Repeat all the material exactly; pictures stay out of your copy.

• [Stored records]:
▽
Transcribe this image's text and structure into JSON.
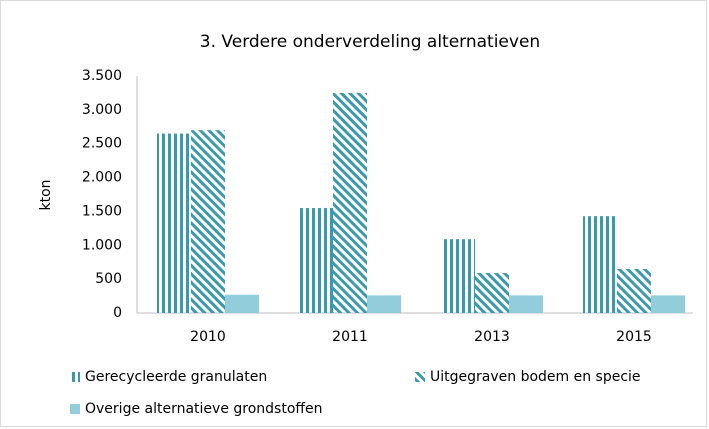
{
  "chart_data": {
    "type": "bar",
    "title": "3. Verdere onderverdeling alternatieven",
    "y_label": "kton",
    "categories": [
      "2010",
      "2011",
      "2013",
      "2015"
    ],
    "series": [
      {
        "name": "Gerecycleerde granulaten",
        "color": "#3a9aab",
        "pattern": "vertical",
        "values": [
          2650,
          1550,
          1090,
          1430
        ]
      },
      {
        "name": "Uitgegraven bodem en specie",
        "color": "#3a9aab",
        "pattern": "diagonal",
        "values": [
          2700,
          3250,
          590,
          650
        ]
      },
      {
        "name": "Overige alternatieve grondstoffen",
        "color": "#92cddc",
        "pattern": "solid",
        "values": [
          270,
          260,
          260,
          260
        ]
      }
    ],
    "ylim": [
      0,
      3500
    ],
    "yticks": [
      0,
      500,
      {
        "value": 1000,
        "label": "1.000"
      },
      {
        "value": 1500,
        "label": "1.500"
      },
      {
        "value": 2000,
        "label": "2.000"
      },
      {
        "value": 2500,
        "label": "2.500"
      },
      {
        "value": 3000,
        "label": "3.000"
      },
      {
        "value": 3500,
        "label": "3.500"
      }
    ],
    "grid": false,
    "legend": "bottom"
  }
}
△
• [Expected answer]:
Transcribe this image's text and structure into JSON.
{
  "chart_data": {
    "type": "bar",
    "title": "3. Verdere onderverdeling alternatieven",
    "y_label": "kton",
    "categories": [
      "2010",
      "2011",
      "2013",
      "2015"
    ],
    "series": [
      {
        "name": "Gerecycleerde granulaten",
        "color": "#3a9aab",
        "pattern": "vertical",
        "values": [
          2650,
          1550,
          1090,
          1430
        ]
      },
      {
        "name": "Uitgegraven bodem en specie",
        "color": "#3a9aab",
        "pattern": "diagonal",
        "values": [
          2700,
          3250,
          590,
          650
        ]
      },
      {
        "name": "Overige alternatieve grondstoffen",
        "color": "#92cddc",
        "pattern": "solid",
        "values": [
          270,
          260,
          260,
          260
        ]
      }
    ],
    "ylim": [
      0,
      3500
    ],
    "yticks": [
      0,
      500,
      {
        "value": 1000,
        "label": "1.000"
      },
      {
        "value": 1500,
        "label": "1.500"
      },
      {
        "value": 2000,
        "label": "2.000"
      },
      {
        "value": 2500,
        "label": "2.500"
      },
      {
        "value": 3000,
        "label": "3.000"
      },
      {
        "value": 3500,
        "label": "3.500"
      }
    ],
    "grid": false,
    "legend": "bottom"
  }
}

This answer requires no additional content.